(Records provided)

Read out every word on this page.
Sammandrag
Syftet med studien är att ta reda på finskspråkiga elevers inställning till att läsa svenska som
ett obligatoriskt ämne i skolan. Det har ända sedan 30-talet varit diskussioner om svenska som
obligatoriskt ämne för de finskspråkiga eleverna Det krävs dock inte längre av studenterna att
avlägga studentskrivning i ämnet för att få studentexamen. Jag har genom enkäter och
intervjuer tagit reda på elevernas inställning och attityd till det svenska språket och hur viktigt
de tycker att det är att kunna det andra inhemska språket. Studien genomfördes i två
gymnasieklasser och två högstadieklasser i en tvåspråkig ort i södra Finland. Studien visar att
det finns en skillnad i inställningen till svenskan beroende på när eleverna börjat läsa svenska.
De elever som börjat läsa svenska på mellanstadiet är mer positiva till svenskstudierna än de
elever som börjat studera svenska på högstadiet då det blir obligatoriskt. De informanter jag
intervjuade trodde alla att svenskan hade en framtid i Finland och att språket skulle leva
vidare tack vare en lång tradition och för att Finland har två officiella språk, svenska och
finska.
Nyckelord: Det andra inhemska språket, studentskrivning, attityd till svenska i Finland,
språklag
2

(End Records provided)

Restate the entries above. Match them exactly.

Read out every word on this page.
Sammandrag
Syftet med studien är att ta reda på finskspråkiga elevers inställning till att läsa svenska som
ett obligatoriskt ämne i skolan. Det har ända sedan 30-talet varit diskussioner om svenska som
obligatoriskt ämne för de finskspråkiga eleverna Det krävs dock inte längre av studenterna att
avlägga studentskrivning i ämnet för att få studentexamen. Jag har genom enkäter och
intervjuer tagit reda på elevernas inställning och attityd till det svenska språket och hur viktigt
de tycker att det är att kunna det andra inhemska språket. Studien genomfördes i två
gymnasieklasser och två högstadieklasser i en tvåspråkig ort i södra Finland. Studien visar att
det finns en skillnad i inställningen till svenskan beroende på när eleverna börjat läsa svenska.
De elever som börjat läsa svenska på mellanstadiet är mer positiva till svenskstudierna än de
elever som börjat studera svenska på högstadiet då det blir obligatoriskt. De informanter jag
intervjuade trodde alla att svenskan hade en framtid i Finland och att språket skulle leva
vidare tack vare en lång tradition och för att Finland har två officiella språk, svenska och
finska.
Nyckelord: Det andra inhemska språket, studentskrivning, attityd till svenska i Finland,
språklag
2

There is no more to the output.